Quote all of the data exactly as given. Skip every picture it contains.

──────── The input

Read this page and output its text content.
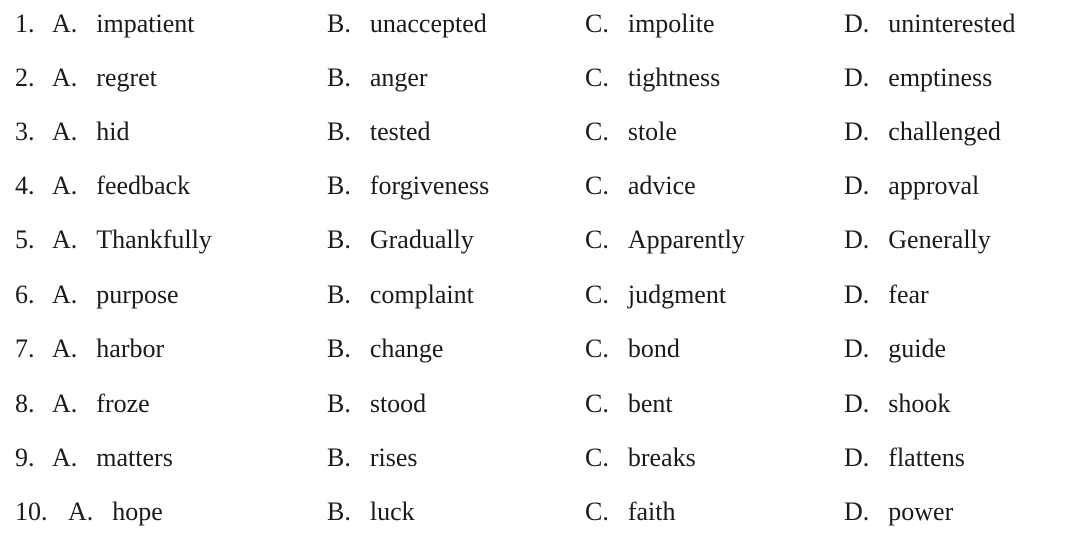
1. A. impatient	B. unaccepted	C. impolite	D. uninterested
2. A. regret	B. anger	C. tightness	D. emptiness
3. A. hid	B. tested	C. stole	D. challenged
4. A. feedback	B. forgiveness	C. advice	D. approval
5. A. Thankfully	B. Gradually	C. Apparently	D. Generally
6. A. purpose	B. complaint	C. judgment	D. fear
7. A. harbor	B. change	C. bond	D. guide
8. A. froze	B. stood	C. bent	D. shook
9. A. matters	B. rises	C. breaks	D. flattens
10. A. hope	B. luck	C. faith	D. power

────────────────

§ Correct response:
Read this page and output its text content.
1. A. impatient	B. unaccepted	C. impolite	D. uninterested
2. A. regret	B. anger	C. tightness	D. emptiness
3. A. hid	B. tested	C. stole	D. challenged
4. A. feedback	B. forgiveness	C. advice	D. approval
5. A. Thankfully	B. Gradually	C. Apparently	D. Generally
6. A. purpose	B. complaint	C. judgment	D. fear
7. A. harbor	B. change	C. bond	D. guide
8. A. froze	B. stood	C. bent	D. shook
9. A. matters	B. rises	C. breaks	D. flattens
10. A. hope	B. luck	C. faith	D. power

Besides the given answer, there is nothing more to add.